What is required: Across the material below, how many lines contain the word "marker"? Give only the number.

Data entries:
★ ★ ★ ★ ★ ★ ★

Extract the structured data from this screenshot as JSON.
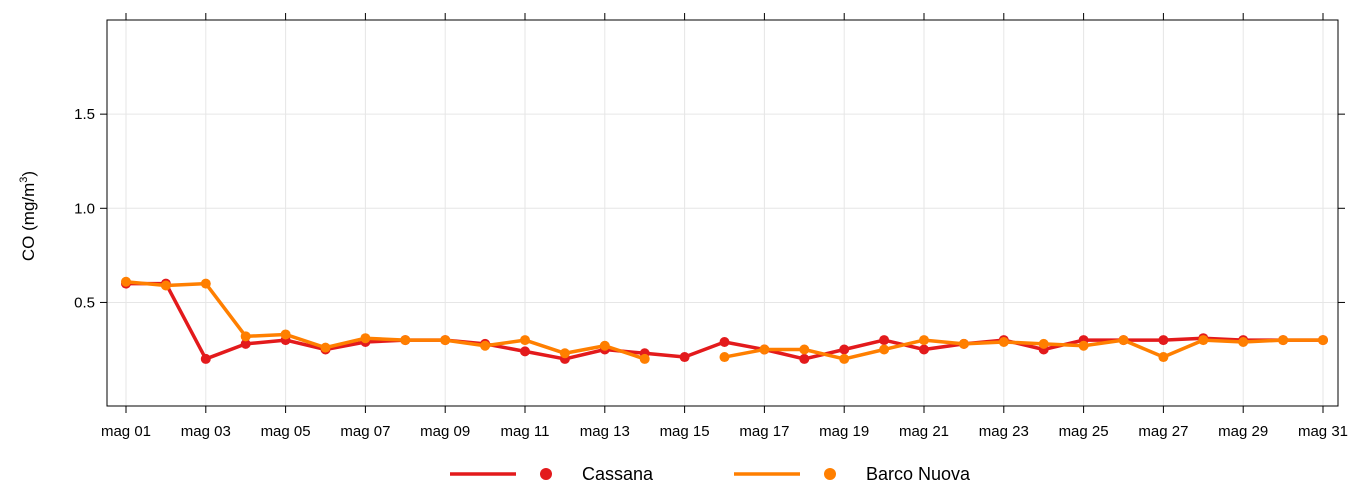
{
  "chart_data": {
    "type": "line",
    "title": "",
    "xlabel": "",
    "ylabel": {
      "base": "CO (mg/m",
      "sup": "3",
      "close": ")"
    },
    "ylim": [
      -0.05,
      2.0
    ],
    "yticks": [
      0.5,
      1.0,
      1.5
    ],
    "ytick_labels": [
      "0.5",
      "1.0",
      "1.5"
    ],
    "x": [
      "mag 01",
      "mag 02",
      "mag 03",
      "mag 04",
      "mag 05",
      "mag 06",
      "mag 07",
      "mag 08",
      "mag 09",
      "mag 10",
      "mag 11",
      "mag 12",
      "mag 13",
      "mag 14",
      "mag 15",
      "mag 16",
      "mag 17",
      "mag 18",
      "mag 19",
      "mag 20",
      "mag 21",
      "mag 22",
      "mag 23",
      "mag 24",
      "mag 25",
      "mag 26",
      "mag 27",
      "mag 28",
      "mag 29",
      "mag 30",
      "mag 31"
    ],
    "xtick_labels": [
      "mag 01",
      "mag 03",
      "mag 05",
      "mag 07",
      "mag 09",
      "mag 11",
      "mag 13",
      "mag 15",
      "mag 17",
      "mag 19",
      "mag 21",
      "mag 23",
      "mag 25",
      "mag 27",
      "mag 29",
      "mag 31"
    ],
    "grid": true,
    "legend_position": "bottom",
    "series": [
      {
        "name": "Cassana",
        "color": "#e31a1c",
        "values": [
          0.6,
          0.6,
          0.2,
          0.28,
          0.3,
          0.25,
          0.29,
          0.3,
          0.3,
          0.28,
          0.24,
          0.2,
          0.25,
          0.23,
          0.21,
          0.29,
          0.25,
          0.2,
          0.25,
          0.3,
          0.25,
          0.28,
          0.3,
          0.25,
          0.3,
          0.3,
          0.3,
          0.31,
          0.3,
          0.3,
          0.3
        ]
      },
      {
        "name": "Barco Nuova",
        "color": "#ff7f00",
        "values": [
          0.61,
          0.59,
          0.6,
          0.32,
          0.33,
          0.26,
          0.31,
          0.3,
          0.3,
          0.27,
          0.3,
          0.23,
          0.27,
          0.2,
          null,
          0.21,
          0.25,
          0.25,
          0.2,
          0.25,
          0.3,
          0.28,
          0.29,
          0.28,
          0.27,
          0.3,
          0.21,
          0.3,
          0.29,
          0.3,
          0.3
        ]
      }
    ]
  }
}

★ ★ ★ ★ ★ ★ ★

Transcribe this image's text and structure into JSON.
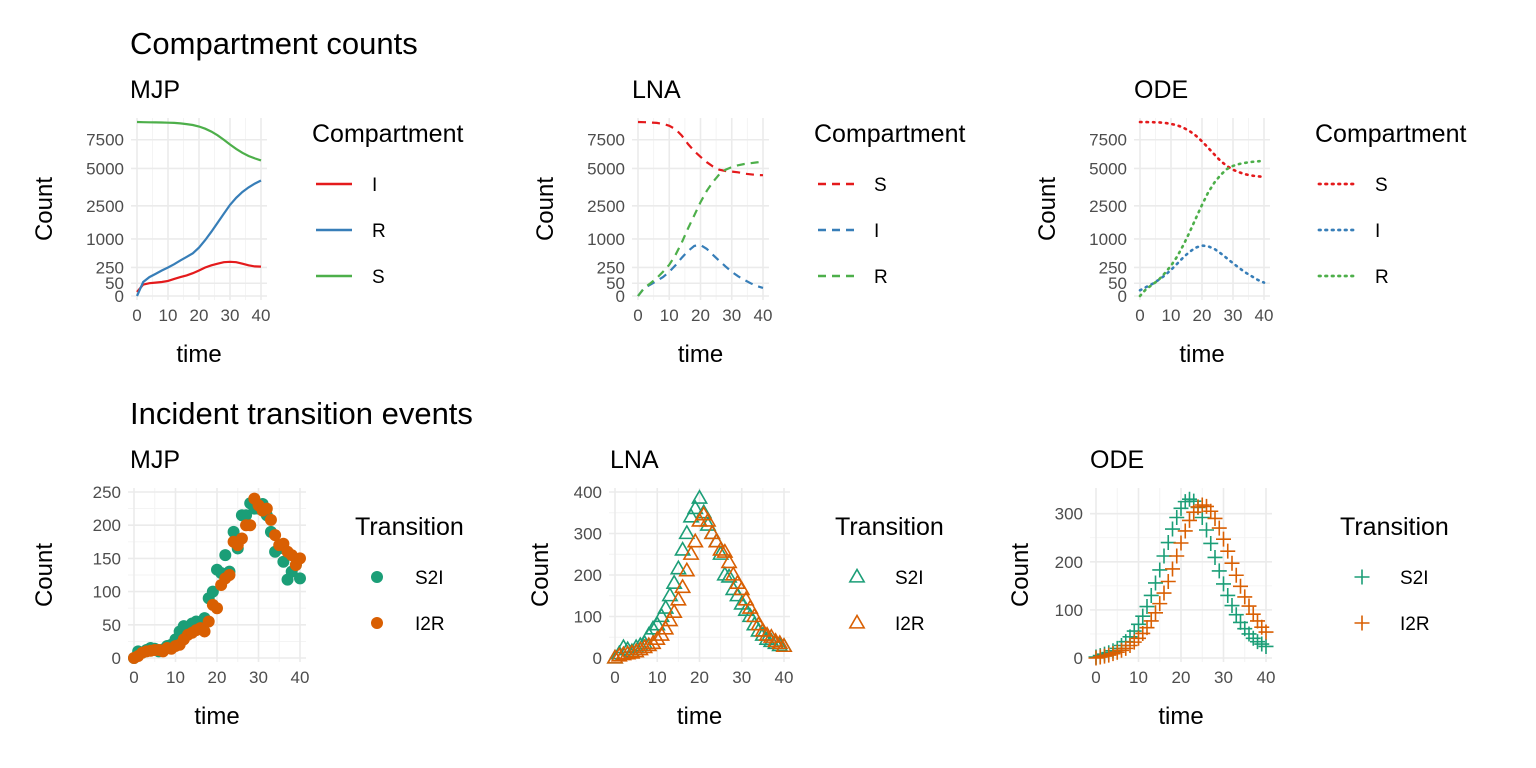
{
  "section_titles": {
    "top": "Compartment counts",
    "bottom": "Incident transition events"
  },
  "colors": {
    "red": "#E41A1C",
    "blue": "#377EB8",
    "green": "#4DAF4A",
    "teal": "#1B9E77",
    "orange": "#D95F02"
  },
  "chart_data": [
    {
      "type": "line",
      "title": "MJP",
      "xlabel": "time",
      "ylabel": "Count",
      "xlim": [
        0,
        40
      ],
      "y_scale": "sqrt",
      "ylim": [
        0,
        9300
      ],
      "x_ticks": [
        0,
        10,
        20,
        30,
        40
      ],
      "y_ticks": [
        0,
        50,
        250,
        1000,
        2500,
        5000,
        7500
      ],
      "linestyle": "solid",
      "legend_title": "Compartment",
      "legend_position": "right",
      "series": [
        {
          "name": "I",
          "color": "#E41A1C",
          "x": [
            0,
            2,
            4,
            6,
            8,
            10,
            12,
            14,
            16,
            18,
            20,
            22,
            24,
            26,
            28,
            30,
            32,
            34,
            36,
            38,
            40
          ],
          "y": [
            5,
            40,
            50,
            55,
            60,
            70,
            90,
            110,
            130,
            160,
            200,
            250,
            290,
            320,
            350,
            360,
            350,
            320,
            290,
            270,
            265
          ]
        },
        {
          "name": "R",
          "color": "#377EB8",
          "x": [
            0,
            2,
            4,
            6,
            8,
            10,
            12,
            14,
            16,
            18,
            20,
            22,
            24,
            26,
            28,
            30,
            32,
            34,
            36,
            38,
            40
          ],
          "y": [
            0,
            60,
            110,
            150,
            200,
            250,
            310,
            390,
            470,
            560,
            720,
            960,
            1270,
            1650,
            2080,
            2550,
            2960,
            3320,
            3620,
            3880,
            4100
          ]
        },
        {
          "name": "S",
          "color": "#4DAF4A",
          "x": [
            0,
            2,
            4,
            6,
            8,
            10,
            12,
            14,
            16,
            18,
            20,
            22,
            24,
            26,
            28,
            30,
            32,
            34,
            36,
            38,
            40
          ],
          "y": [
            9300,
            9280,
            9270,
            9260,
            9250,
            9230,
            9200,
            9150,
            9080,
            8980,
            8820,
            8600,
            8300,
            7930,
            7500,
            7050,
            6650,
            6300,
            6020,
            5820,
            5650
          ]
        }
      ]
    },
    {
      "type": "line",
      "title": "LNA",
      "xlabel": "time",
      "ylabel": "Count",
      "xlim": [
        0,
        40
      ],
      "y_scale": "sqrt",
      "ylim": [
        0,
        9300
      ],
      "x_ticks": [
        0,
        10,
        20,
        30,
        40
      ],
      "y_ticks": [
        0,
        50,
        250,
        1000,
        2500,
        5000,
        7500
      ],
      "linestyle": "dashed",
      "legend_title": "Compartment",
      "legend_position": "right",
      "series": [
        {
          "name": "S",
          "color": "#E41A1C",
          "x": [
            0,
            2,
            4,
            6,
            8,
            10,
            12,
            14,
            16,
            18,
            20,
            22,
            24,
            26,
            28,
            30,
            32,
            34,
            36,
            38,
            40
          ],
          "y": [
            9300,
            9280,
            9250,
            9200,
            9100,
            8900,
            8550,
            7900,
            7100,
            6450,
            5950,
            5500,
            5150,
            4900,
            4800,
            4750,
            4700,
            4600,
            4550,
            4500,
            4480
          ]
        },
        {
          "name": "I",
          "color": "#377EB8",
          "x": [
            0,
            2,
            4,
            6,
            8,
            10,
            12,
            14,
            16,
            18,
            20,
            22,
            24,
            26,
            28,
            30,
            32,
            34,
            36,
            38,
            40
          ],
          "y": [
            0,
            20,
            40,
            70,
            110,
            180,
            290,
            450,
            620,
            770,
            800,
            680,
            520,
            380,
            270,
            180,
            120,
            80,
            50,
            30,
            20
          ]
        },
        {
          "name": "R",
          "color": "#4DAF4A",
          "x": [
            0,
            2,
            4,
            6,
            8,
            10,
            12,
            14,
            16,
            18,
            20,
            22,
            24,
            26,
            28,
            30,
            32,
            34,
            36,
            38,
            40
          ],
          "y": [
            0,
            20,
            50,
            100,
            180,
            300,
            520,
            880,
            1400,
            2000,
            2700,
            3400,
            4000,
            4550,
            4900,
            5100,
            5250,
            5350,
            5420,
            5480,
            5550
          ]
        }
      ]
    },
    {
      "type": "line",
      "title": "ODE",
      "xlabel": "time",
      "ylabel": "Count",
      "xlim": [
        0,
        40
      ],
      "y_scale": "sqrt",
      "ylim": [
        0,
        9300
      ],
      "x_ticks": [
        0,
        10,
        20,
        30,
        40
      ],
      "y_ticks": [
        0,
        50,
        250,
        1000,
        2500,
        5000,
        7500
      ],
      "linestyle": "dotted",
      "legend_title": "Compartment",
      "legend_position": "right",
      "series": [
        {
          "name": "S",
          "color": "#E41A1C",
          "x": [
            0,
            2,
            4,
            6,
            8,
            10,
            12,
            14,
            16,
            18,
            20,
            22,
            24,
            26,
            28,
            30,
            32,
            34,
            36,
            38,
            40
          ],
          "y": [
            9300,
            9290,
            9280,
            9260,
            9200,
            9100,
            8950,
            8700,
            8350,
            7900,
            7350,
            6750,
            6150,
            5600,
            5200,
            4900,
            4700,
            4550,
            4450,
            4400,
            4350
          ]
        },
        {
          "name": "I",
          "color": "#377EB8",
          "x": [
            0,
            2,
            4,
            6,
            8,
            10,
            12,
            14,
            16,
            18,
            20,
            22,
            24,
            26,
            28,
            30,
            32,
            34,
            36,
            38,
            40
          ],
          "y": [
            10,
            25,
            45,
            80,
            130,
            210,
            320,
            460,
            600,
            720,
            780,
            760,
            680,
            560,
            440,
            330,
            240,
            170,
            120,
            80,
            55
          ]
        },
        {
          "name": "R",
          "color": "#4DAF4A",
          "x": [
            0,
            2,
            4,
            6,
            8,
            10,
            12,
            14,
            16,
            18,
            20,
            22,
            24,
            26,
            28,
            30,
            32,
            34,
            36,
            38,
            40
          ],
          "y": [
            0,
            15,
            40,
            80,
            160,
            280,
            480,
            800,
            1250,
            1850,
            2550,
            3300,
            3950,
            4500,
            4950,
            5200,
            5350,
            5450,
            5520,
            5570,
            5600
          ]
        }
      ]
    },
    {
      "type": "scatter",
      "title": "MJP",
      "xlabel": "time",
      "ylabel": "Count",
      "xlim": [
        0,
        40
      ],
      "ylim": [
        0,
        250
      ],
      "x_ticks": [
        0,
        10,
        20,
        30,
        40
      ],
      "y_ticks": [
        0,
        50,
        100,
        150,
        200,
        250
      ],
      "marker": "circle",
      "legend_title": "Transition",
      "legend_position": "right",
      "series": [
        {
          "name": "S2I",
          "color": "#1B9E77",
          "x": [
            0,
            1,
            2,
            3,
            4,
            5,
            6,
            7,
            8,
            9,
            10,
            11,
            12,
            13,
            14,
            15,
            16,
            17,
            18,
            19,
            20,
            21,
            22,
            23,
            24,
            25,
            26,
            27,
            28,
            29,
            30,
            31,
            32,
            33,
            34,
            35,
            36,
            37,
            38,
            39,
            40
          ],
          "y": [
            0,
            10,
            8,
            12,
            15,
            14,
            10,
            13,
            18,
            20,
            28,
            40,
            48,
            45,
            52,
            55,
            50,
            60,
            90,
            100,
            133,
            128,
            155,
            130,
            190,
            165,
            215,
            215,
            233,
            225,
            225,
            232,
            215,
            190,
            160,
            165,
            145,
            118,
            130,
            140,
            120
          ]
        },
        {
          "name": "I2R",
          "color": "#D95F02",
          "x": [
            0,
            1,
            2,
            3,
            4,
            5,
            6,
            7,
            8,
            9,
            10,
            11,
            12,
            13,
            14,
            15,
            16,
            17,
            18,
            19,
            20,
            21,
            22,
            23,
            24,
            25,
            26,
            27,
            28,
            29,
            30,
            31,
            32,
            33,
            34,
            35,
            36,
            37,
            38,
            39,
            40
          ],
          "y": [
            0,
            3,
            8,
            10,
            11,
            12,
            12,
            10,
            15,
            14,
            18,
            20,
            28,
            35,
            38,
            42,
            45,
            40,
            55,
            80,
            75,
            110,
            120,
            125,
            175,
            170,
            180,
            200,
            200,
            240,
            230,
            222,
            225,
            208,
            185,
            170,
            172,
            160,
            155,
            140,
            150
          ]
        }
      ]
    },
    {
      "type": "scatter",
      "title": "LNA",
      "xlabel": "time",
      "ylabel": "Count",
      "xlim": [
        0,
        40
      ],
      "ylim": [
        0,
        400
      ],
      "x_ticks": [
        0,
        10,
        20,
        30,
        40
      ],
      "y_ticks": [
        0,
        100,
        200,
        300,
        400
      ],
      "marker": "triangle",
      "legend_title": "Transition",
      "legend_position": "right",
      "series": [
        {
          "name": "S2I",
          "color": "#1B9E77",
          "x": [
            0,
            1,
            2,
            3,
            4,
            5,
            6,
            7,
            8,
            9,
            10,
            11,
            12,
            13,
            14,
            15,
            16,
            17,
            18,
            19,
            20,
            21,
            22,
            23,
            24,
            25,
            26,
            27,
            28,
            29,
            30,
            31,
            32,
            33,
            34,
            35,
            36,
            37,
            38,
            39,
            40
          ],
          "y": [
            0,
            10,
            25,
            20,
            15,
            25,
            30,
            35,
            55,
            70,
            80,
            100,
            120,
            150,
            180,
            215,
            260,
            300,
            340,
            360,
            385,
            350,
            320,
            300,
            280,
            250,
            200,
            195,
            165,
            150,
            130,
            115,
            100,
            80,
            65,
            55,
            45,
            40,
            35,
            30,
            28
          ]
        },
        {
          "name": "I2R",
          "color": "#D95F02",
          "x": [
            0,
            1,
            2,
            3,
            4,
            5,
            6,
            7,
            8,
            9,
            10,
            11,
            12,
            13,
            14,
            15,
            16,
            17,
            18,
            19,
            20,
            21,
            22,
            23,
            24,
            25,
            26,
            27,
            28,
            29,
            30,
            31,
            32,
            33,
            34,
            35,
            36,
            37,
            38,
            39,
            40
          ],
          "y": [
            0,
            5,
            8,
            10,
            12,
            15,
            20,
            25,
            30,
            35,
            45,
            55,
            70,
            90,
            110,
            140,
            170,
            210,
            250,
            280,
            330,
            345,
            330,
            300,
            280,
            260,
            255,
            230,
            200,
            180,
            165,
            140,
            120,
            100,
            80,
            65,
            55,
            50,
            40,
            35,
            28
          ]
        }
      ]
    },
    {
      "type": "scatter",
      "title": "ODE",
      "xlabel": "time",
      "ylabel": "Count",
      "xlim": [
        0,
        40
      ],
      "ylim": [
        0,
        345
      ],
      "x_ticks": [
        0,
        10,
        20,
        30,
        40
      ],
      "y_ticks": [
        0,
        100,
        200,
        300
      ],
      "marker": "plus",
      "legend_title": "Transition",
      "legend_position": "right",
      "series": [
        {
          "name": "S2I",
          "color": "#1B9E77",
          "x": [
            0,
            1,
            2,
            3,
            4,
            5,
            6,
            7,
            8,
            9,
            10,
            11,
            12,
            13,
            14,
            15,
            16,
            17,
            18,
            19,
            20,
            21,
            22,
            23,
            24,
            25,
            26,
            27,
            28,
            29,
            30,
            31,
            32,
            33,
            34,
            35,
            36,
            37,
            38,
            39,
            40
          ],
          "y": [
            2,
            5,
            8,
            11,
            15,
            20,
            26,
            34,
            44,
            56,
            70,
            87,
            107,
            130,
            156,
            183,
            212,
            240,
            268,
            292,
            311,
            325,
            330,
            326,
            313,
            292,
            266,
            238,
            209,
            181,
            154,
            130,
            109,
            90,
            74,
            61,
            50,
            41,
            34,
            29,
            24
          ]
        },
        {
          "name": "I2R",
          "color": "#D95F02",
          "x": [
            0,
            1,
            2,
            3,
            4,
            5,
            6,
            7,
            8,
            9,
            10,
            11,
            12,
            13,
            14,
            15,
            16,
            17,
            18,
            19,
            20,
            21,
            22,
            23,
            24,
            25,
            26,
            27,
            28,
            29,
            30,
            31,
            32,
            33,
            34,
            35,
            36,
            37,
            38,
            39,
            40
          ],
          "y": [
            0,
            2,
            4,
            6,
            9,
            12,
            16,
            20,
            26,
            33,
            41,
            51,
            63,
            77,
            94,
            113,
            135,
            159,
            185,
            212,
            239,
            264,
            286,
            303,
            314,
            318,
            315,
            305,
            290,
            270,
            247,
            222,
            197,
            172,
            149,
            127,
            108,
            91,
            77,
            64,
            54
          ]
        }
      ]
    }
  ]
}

★ ★ ★ ★ ★ ★ ★

Solution for this exercise: 3